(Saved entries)
>>>>
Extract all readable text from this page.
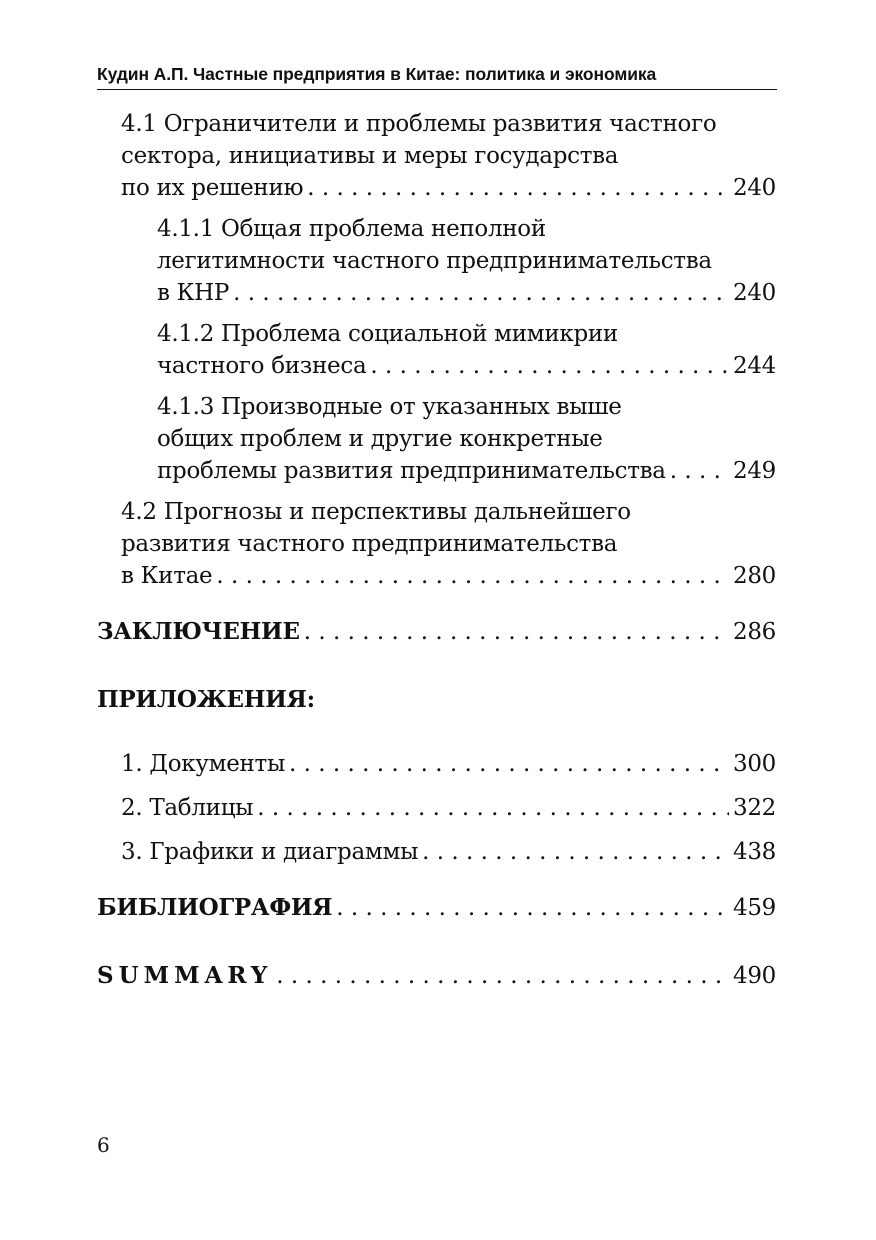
Кудин А.П. Частные предприятия в Китае: политика и экономика
4.1 Ограничители и проблемы развития частного
сектора, инициативы и меры государства
по их решению . . .	240
4.1.1 Общая проблема неполной
легитимности частного предпринимательства
в КНР . . .	240
4.1.2 Проблема социальной мимикрии
частного бизнеса . . .	244
4.1.3 Производные от указанных выше
общих проблем и другие конкретные
проблемы развития предпринимательства . . .	249
4.2 Прогнозы и перспективы дальнейшего
развития частного предпринимательства
в Китае . . .	280
ЗАКЛЮЧЕНИЕ . . .	286
ПРИЛОЖЕНИЯ:
1. Документы . . .	300
2. Таблицы . . .	322
3. Графики и диаграммы . . .	438
БИБЛИОГРАФИЯ . . .	459
SUMMARY . . .	490
6
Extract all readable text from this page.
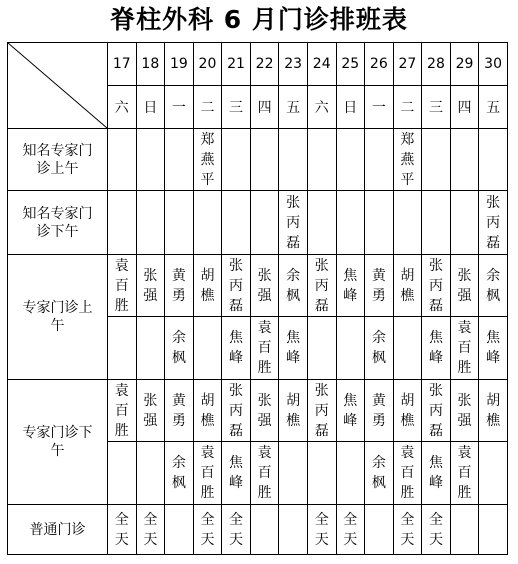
脊柱外科 6 月门诊排班表
	17	18	19	20	21	22	23	24	25	26	27	28	29	30
	六	日	一	二	三	四	五	六	日	一	二	三	四	五

知名专家门诊上午				郑燕平							郑燕平			

知名专家门诊下午							张丙磊							张丙磊

专家门诊上午	袁百胜	张强	黄勇	胡樵	张丙磊	张强	余枫	张丙磊	焦峰	黄勇	胡樵	张丙磊	张强	余枫

			余枫		焦峰	袁百胜	焦峰			余枫		焦峰	袁百胜	焦峰

专家门诊下午	袁百胜	张强	黄勇	胡樵	张丙磊	张强	胡樵	张丙磊	焦峰	黄勇	胡樵	张丙磊	张强	胡樵

			余枫	袁百胜	焦峰	袁百胜				余枫	袁百胜	焦峰	袁百胜	

普通门诊	全天	全天		全天	全天			全天	全天		全天	全天		
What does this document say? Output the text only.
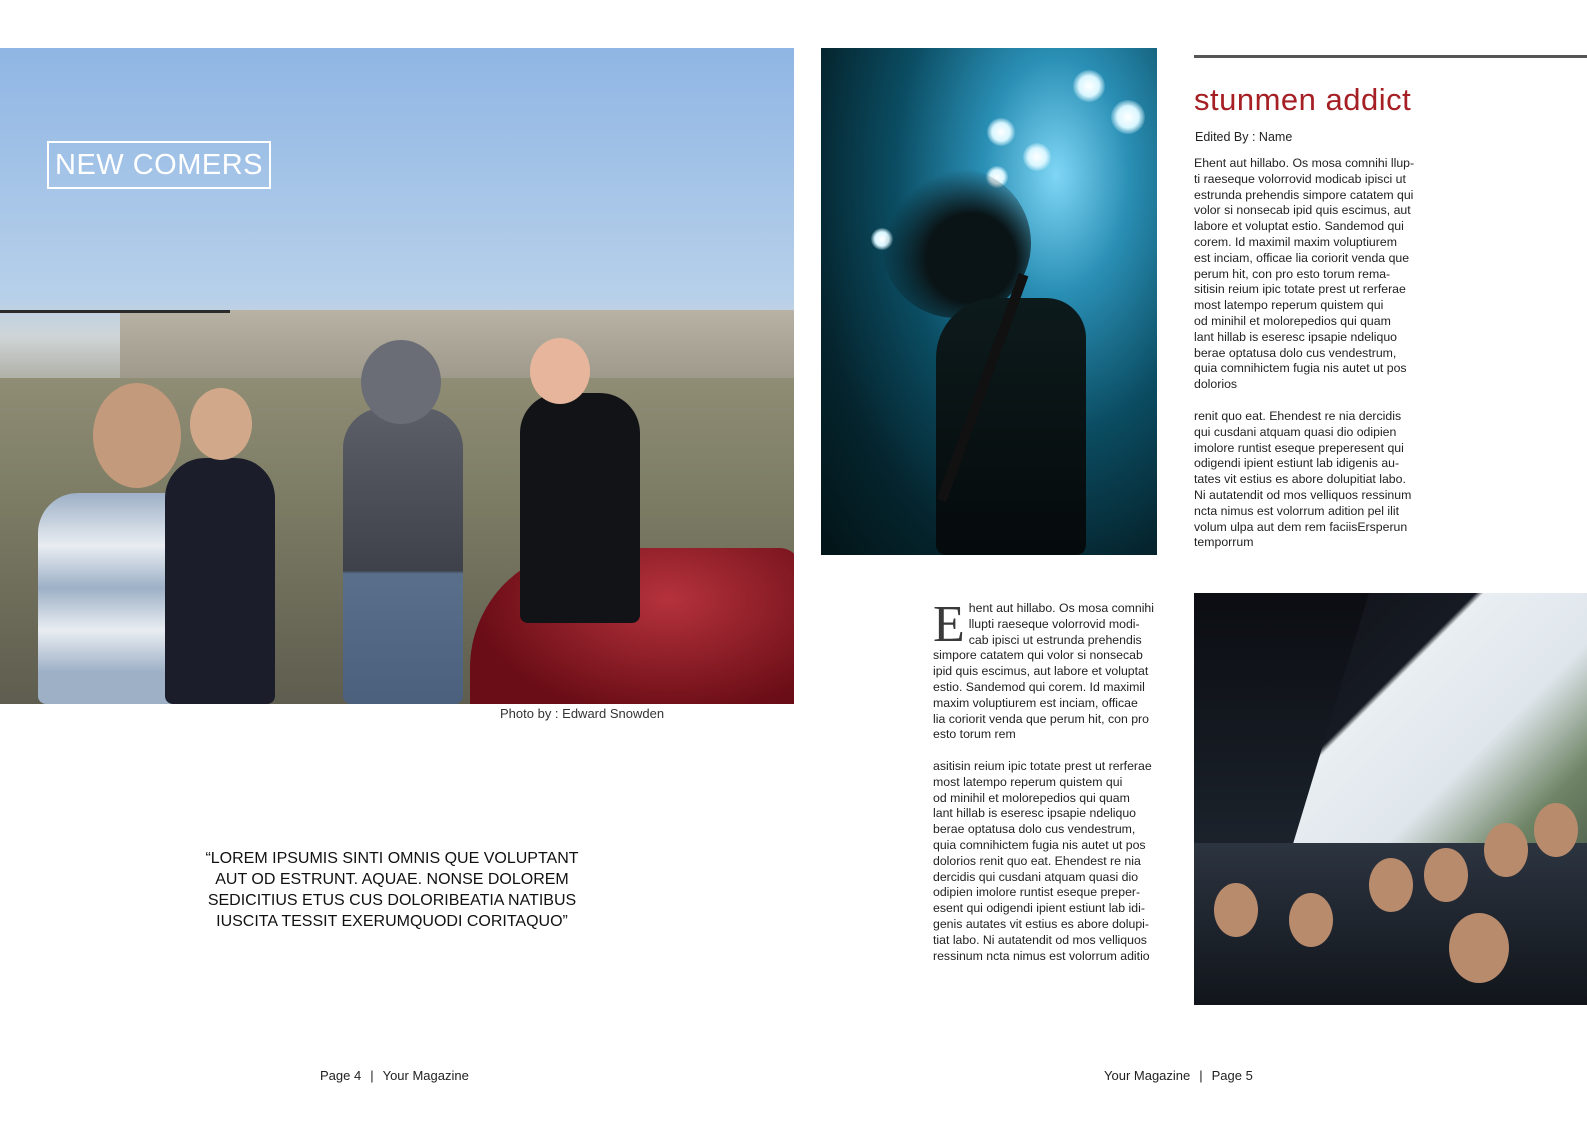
NEW COMERS
Photo by : Edward Snowden
“LOREM IPSUMIS SINTI OMNIS QUE VOLUPTANT AUT OD ESTRUNT. AQUAE. NONSE DOLOREM SEDICITIUS ETUS CUS DOLORIBEATIA NATIBUS IUSCITA TESSIT EXERUMQUODI CORITAQUO”
Page 4 | Your Magazine
stunmen addict
Edited By : Name

Ehent aut hillabo. Os mosa comnihi llup-
ti raeseque volorrovid modicab ipisci ut
estrunda prehendis simpore catatem qui
volor si nonsecab ipid quis escimus, aut
labore et voluptat estio. Sandemod qui
corem. Id maximil maxim voluptiurem
est inciam, officae lia coriorit venda que
perum hit, con pro esto torum rema-
sitisin reium ipic totate prest ut rerferae
most latempo reperum quistem qui
od minihil et molorepedios qui quam
lant hillab is eseresc ipsapie ndeliquo
berae optatusa dolo cus vendestrum,
quia comnihictem fugia nis autet ut pos
dolorios

renit quo eat. Ehendest re nia dercidis
qui cusdani atquam quasi dio odipien
imolore runtist eseque preperesent qui
odigendi ipient estiunt lab idigenis au-
tates vit estius es abore dolupitiat labo.
Ni autatendit od mos velliquos ressinum
ncta nimus est volorrum adition pel ilit
volum ulpa aut dem rem faciisErsperun
temporrum

Ehent aut hillabo. Os mosa comnihi
llupti raeseque volorrovid modi-
cab ipisci ut estrunda prehendis
simpore catatem qui volor si nonsecab
ipid quis escimus, aut labore et voluptat
estio. Sandemod qui corem. Id maximil
maxim voluptiurem est inciam, officae
lia coriorit venda que perum hit, con pro
esto torum rem

asitisin reium ipic totate prest ut rerferae
most latempo reperum quistem qui
od minihil et molorepedios qui quam
lant hillab is eseresc ipsapie ndeliquo
berae optatusa dolo cus vendestrum,
quia comnihictem fugia nis autet ut pos
dolorios renit quo eat. Ehendest re nia
dercidis qui cusdani atquam quasi dio
odipien imolore runtist eseque preper-
esent qui odigendi ipient estiunt lab idi-
genis autates vit estius es abore dolupi-
tiat labo. Ni autatendit od mos velliquos
ressinum ncta nimus est volorrum aditio

Your Magazine | Page 5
<<<<
→ The task:
Can you retype every record above exactly, leaving out the pictures?

→ Exercise answer:
Extract all readable text from this page.
Кудин А.П. Частные предприятия в Китае: политика и экономика
4.1 Ограничители и проблемы развития частного
сектора, инициативы и меры государства
по их решению . . .	240
4.1.1 Общая проблема неполной
легитимности частного предпринимательства
в КНР . . .	240
4.1.2 Проблема социальной мимикрии
частного бизнеса . . .	244
4.1.3 Производные от указанных выше
общих проблем и другие конкретные
проблемы развития предпринимательства . . .	249
4.2 Прогнозы и перспективы дальнейшего
развития частного предпринимательства
в Китае . . .	280
ЗАКЛЮЧЕНИЕ . . .	286
ПРИЛОЖЕНИЯ:
1. Документы . . .	300
2. Таблицы . . .	322
3. Графики и диаграммы . . .	438
БИБЛИОГРАФИЯ . . .	459
SUMMARY . . .	490
6
Extract all readable text from this page.
脊柱外科 6 月门诊排班表
	17	18	19	20	21	22	23	24	25	26	27	28	29	30
	六	日	一	二	三	四	五	六	日	一	二	三	四	五

知名专家门诊上午				郑燕平							郑燕平			

知名专家门诊下午							张丙磊							张丙磊

专家门诊上午	袁百胜	张强	黄勇	胡樵	张丙磊	张强	余枫	张丙磊	焦峰	黄勇	胡樵	张丙磊	张强	余枫

			余枫		焦峰	袁百胜	焦峰			余枫		焦峰	袁百胜	焦峰

专家门诊下午	袁百胜	张强	黄勇	胡樵	张丙磊	张强	胡樵	张丙磊	焦峰	黄勇	胡樵	张丙磊	张强	胡樵

			余枫	袁百胜	焦峰	袁百胜				余枫	袁百胜	焦峰	袁百胜	

普通门诊	全天	全天		全天	全天			全天	全天		全天	全天		
What does this document say? Output the text only.
NEW COMERS
Photo by : Edward Snowden
“LOREM IPSUMIS SINTI OMNIS QUE VOLUPTANT AUT OD ESTRUNT. AQUAE. NONSE DOLOREM SEDICITIUS ETUS CUS DOLORIBEATIA NATIBUS IUSCITA TESSIT EXERUMQUODI CORITAQUO”
Page 4 | Your Magazine
stunmen addict
Edited By : Name

Ehent aut hillabo. Os mosa comnihi llup-
ti raeseque volorrovid modicab ipisci ut
estrunda prehendis simpore catatem qui
volor si nonsecab ipid quis escimus, aut
labore et voluptat estio. Sandemod qui
corem. Id maximil maxim voluptiurem
est inciam, officae lia coriorit venda que
perum hit, con pro esto torum rema-
sitisin reium ipic totate prest ut rerferae
most latempo reperum quistem qui
od minihil et molorepedios qui quam
lant hillab is eseresc ipsapie ndeliquo
berae optatusa dolo cus vendestrum,
quia comnihictem fugia nis autet ut pos
dolorios

renit quo eat. Ehendest re nia dercidis
qui cusdani atquam quasi dio odipien
imolore runtist eseque preperesent qui
odigendi ipient estiunt lab idigenis au-
tates vit estius es abore dolupitiat labo.
Ni autatendit od mos velliquos ressinum
ncta nimus est volorrum adition pel ilit
volum ulpa aut dem rem faciisErsperun
temporrum

Ehent aut hillabo. Os mosa comnihi
llupti raeseque volorrovid modi-
cab ipisci ut estrunda prehendis
simpore catatem qui volor si nonsecab
ipid quis escimus, aut labore et voluptat
estio. Sandemod qui corem. Id maximil
maxim voluptiurem est inciam, officae
lia coriorit venda que perum hit, con pro
esto torum rem

asitisin reium ipic totate prest ut rerferae
most latempo reperum quistem qui
od minihil et molorepedios qui quam
lant hillab is eseresc ipsapie ndeliquo
berae optatusa dolo cus vendestrum,
quia comnihictem fugia nis autet ut pos
dolorios renit quo eat. Ehendest re nia
dercidis qui cusdani atquam quasi dio
odipien imolore runtist eseque preper-
esent qui odigendi ipient estiunt lab idi-
genis autates vit estius es abore dolupi-
tiat labo. Ni autatendit od mos velliquos
ressinum ncta nimus est volorrum aditio

Your Magazine | Page 5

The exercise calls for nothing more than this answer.